=== What this task involves ===
Copy every line in the records below that contains the word "Rate".

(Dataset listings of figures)

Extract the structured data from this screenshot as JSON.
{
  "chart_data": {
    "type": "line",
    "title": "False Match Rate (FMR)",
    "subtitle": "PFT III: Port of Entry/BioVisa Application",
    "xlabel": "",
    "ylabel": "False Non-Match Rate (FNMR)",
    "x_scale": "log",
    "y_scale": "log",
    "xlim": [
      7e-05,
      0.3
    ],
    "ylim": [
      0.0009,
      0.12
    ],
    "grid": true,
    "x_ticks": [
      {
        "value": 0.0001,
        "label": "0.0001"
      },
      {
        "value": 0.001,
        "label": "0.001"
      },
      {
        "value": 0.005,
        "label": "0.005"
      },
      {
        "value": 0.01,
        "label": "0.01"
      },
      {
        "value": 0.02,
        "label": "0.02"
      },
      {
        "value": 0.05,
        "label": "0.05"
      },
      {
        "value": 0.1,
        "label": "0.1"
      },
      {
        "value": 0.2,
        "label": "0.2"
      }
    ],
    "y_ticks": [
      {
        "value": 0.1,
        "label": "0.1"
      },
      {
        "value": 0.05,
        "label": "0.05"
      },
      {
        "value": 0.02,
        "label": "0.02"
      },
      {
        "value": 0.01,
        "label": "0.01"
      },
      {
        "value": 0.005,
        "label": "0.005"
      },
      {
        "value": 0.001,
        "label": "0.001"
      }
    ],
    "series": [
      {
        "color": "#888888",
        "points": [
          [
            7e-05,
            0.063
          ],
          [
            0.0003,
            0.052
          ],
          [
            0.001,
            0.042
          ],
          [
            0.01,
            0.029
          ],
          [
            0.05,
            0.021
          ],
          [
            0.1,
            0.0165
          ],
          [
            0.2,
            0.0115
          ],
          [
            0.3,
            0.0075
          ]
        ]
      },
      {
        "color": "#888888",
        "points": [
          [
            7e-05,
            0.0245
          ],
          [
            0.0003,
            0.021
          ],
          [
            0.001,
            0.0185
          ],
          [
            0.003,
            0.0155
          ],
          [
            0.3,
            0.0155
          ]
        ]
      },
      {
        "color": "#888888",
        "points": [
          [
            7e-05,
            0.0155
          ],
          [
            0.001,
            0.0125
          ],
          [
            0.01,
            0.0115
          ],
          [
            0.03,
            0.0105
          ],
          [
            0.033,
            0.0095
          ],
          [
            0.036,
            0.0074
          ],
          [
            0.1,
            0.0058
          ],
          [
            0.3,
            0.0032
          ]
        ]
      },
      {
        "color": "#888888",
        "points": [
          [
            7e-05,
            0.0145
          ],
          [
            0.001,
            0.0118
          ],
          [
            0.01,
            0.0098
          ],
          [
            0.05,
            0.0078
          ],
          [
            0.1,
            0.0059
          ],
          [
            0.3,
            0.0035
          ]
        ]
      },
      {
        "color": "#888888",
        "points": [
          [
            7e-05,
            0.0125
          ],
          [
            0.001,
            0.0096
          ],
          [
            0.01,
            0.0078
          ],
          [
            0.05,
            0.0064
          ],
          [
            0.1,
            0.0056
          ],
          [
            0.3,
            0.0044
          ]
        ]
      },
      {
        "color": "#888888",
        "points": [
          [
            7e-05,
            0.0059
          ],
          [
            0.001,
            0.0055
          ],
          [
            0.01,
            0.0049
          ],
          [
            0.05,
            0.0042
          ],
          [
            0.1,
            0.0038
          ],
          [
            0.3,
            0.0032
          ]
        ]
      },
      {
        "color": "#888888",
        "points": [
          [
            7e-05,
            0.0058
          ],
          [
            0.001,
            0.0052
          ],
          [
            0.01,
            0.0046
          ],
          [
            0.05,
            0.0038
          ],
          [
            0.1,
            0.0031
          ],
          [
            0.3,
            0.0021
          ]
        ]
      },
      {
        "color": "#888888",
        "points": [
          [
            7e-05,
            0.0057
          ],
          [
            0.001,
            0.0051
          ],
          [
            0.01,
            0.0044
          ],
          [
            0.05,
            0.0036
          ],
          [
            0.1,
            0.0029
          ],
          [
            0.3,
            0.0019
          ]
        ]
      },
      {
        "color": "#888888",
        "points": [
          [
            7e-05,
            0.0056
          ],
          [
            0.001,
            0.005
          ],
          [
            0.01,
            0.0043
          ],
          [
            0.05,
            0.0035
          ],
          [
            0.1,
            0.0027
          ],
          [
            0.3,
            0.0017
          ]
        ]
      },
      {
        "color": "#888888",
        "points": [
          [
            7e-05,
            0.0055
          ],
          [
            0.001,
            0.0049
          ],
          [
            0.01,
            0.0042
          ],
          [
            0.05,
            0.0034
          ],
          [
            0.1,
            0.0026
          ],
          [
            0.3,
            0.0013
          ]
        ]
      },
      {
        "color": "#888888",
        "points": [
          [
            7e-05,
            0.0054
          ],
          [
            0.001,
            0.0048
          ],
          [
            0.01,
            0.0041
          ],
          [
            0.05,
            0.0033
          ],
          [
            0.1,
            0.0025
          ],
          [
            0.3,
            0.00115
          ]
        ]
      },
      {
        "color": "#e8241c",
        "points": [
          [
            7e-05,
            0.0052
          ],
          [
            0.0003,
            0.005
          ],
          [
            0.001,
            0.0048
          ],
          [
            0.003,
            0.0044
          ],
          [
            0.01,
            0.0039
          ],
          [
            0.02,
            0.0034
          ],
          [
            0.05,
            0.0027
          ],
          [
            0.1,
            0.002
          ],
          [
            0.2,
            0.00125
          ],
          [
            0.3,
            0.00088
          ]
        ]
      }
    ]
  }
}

=== Solution ===
    "title": "False Match Rate (FMR)",
    "ylabel": "False Non-Match Rate (FNMR)",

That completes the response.